=== SHORT PROBLEM ===
Repeat the records below exactly, leaving out any pictures.

________________

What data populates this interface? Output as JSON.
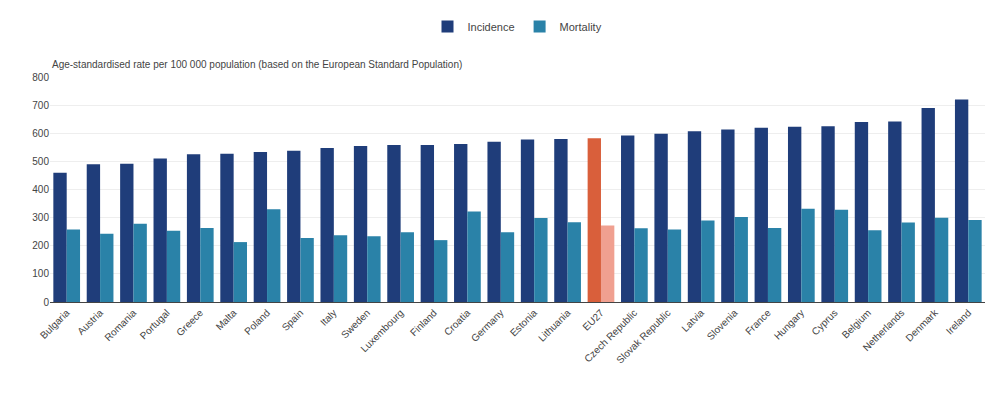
{
  "chart_data": {
    "type": "bar",
    "ylabel": "Age-standardised rate per 100 000 population (based on the European Standard Population)",
    "categories": [
      "Bulgaria",
      "Austria",
      "Romania",
      "Portugal",
      "Greece",
      "Malta",
      "Poland",
      "Spain",
      "Italy",
      "Sweden",
      "Luxembourg",
      "Finland",
      "Croatia",
      "Germany",
      "Estonia",
      "Lithuania",
      "EU27",
      "Czech Republic",
      "Slovak Republic",
      "Latvia",
      "Slovenia",
      "France",
      "Hungary",
      "Cyprus",
      "Belgium",
      "Netherlands",
      "Denmark",
      "Ireland"
    ],
    "series": [
      {
        "name": "Incidence",
        "colors": [
          "#1f3d7a",
          "#1f3d7a",
          "#1f3d7a",
          "#1f3d7a",
          "#1f3d7a",
          "#1f3d7a",
          "#1f3d7a",
          "#1f3d7a",
          "#1f3d7a",
          "#1f3d7a",
          "#1f3d7a",
          "#1f3d7a",
          "#1f3d7a",
          "#1f3d7a",
          "#1f3d7a",
          "#1f3d7a",
          "#d95f3b",
          "#1f3d7a",
          "#1f3d7a",
          "#1f3d7a",
          "#1f3d7a",
          "#1f3d7a",
          "#1f3d7a",
          "#1f3d7a",
          "#1f3d7a",
          "#1f3d7a",
          "#1f3d7a",
          "#1f3d7a"
        ],
        "values": [
          460,
          490,
          492,
          510,
          525,
          527,
          533,
          538,
          548,
          555,
          558,
          558,
          562,
          570,
          578,
          580,
          582,
          592,
          598,
          607,
          613,
          620,
          623,
          625,
          640,
          642,
          690,
          720
        ]
      },
      {
        "name": "Mortality",
        "colors": [
          "#2a82a8",
          "#2a82a8",
          "#2a82a8",
          "#2a82a8",
          "#2a82a8",
          "#2a82a8",
          "#2a82a8",
          "#2a82a8",
          "#2a82a8",
          "#2a82a8",
          "#2a82a8",
          "#2a82a8",
          "#2a82a8",
          "#2a82a8",
          "#2a82a8",
          "#2a82a8",
          "#f0a090",
          "#2a82a8",
          "#2a82a8",
          "#2a82a8",
          "#2a82a8",
          "#2a82a8",
          "#2a82a8",
          "#2a82a8",
          "#2a82a8",
          "#2a82a8",
          "#2a82a8",
          "#2a82a8"
        ],
        "values": [
          258,
          243,
          278,
          253,
          263,
          213,
          330,
          228,
          237,
          234,
          248,
          220,
          322,
          248,
          299,
          284,
          272,
          262,
          258,
          290,
          302,
          263,
          332,
          328,
          255,
          283,
          300,
          292
        ]
      }
    ],
    "ylim": [
      0,
      800
    ],
    "yticks": [
      0,
      100,
      200,
      300,
      400,
      500,
      600,
      700,
      800
    ],
    "grid": true,
    "legend": "top"
  }
}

________________

=== EXERCISE OUTPUT ===
What data populates this interface? Output as JSON.
{
  "chart_data": {
    "type": "bar",
    "ylabel": "Age-standardised rate per 100 000 population (based on the European Standard Population)",
    "categories": [
      "Bulgaria",
      "Austria",
      "Romania",
      "Portugal",
      "Greece",
      "Malta",
      "Poland",
      "Spain",
      "Italy",
      "Sweden",
      "Luxembourg",
      "Finland",
      "Croatia",
      "Germany",
      "Estonia",
      "Lithuania",
      "EU27",
      "Czech Republic",
      "Slovak Republic",
      "Latvia",
      "Slovenia",
      "France",
      "Hungary",
      "Cyprus",
      "Belgium",
      "Netherlands",
      "Denmark",
      "Ireland"
    ],
    "series": [
      {
        "name": "Incidence",
        "colors": [
          "#1f3d7a",
          "#1f3d7a",
          "#1f3d7a",
          "#1f3d7a",
          "#1f3d7a",
          "#1f3d7a",
          "#1f3d7a",
          "#1f3d7a",
          "#1f3d7a",
          "#1f3d7a",
          "#1f3d7a",
          "#1f3d7a",
          "#1f3d7a",
          "#1f3d7a",
          "#1f3d7a",
          "#1f3d7a",
          "#d95f3b",
          "#1f3d7a",
          "#1f3d7a",
          "#1f3d7a",
          "#1f3d7a",
          "#1f3d7a",
          "#1f3d7a",
          "#1f3d7a",
          "#1f3d7a",
          "#1f3d7a",
          "#1f3d7a",
          "#1f3d7a"
        ],
        "values": [
          460,
          490,
          492,
          510,
          525,
          527,
          533,
          538,
          548,
          555,
          558,
          558,
          562,
          570,
          578,
          580,
          582,
          592,
          598,
          607,
          613,
          620,
          623,
          625,
          640,
          642,
          690,
          720
        ]
      },
      {
        "name": "Mortality",
        "colors": [
          "#2a82a8",
          "#2a82a8",
          "#2a82a8",
          "#2a82a8",
          "#2a82a8",
          "#2a82a8",
          "#2a82a8",
          "#2a82a8",
          "#2a82a8",
          "#2a82a8",
          "#2a82a8",
          "#2a82a8",
          "#2a82a8",
          "#2a82a8",
          "#2a82a8",
          "#2a82a8",
          "#f0a090",
          "#2a82a8",
          "#2a82a8",
          "#2a82a8",
          "#2a82a8",
          "#2a82a8",
          "#2a82a8",
          "#2a82a8",
          "#2a82a8",
          "#2a82a8",
          "#2a82a8",
          "#2a82a8"
        ],
        "values": [
          258,
          243,
          278,
          253,
          263,
          213,
          330,
          228,
          237,
          234,
          248,
          220,
          322,
          248,
          299,
          284,
          272,
          262,
          258,
          290,
          302,
          263,
          332,
          328,
          255,
          283,
          300,
          292
        ]
      }
    ],
    "ylim": [
      0,
      800
    ],
    "yticks": [
      0,
      100,
      200,
      300,
      400,
      500,
      600,
      700,
      800
    ],
    "grid": true,
    "legend": "top"
  }
}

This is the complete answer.